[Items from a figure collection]
☆ ☆ ☆ ☆
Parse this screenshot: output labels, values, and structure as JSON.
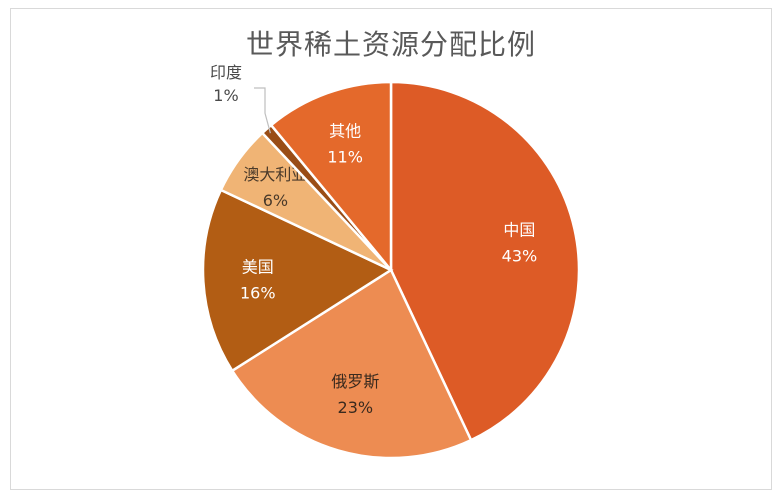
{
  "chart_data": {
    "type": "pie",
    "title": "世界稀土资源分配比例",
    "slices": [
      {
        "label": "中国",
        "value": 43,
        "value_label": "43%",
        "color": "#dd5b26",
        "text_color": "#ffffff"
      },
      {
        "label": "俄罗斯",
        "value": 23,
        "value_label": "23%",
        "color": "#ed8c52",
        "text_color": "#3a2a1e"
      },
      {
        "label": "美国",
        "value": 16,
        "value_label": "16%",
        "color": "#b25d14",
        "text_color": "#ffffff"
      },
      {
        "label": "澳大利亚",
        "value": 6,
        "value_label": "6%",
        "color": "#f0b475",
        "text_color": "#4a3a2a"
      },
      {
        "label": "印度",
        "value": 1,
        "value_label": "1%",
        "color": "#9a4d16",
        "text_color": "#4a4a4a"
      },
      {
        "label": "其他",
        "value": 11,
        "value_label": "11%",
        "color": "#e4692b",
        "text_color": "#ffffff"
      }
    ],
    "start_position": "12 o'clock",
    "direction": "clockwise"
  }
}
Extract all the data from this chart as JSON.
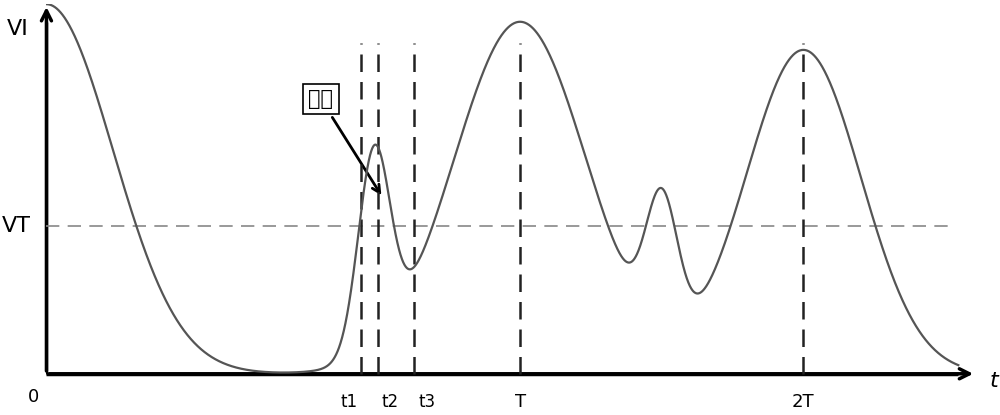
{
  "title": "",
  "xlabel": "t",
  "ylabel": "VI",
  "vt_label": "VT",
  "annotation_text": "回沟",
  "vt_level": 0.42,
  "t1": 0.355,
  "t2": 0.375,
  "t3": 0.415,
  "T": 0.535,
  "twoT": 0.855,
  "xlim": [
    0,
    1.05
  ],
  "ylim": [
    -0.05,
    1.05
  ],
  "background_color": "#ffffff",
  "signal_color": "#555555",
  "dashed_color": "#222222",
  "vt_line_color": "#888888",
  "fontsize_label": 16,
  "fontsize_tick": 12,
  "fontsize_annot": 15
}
☆ ☆ ☆ ☆
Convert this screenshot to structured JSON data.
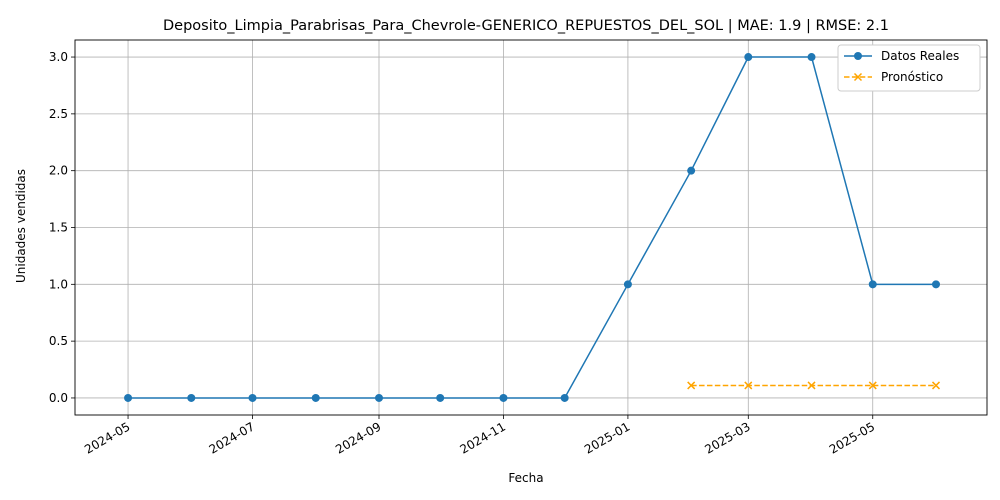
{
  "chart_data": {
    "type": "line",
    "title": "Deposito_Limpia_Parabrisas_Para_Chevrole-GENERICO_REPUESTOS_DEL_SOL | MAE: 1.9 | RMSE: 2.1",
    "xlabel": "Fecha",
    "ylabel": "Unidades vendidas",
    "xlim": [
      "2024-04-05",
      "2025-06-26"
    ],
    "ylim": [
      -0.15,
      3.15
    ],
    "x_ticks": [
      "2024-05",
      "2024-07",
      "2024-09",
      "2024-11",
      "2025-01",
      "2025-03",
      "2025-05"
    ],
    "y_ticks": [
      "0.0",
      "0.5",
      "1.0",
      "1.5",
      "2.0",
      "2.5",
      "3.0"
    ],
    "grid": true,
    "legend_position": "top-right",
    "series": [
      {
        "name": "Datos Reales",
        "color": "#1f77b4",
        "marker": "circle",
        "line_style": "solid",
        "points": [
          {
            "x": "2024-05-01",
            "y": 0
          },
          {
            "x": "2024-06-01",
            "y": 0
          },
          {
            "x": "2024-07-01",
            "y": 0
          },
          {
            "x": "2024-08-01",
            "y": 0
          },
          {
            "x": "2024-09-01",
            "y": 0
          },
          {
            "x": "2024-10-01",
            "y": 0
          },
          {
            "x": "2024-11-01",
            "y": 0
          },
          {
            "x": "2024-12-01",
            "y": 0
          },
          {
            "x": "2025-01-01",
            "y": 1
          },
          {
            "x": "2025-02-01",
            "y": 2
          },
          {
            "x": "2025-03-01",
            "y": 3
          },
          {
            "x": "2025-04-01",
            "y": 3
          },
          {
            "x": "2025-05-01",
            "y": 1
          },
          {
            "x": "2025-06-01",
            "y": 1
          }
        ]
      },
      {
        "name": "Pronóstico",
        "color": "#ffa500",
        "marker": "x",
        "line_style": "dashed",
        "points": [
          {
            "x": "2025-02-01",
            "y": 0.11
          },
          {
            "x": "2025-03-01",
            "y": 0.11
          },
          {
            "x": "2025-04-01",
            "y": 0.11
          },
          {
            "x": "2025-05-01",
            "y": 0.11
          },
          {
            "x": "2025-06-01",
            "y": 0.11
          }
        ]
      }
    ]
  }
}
☆ ☆ ☆ ☆
◆ **Written request**
Isolate the lines that hold the word "screenshot" and copy all of them.

◆ **Answer to this exercise**
Parse this screenshot: output labels, values, and structure as JSON.
Convert this screenshot to structured JSON data.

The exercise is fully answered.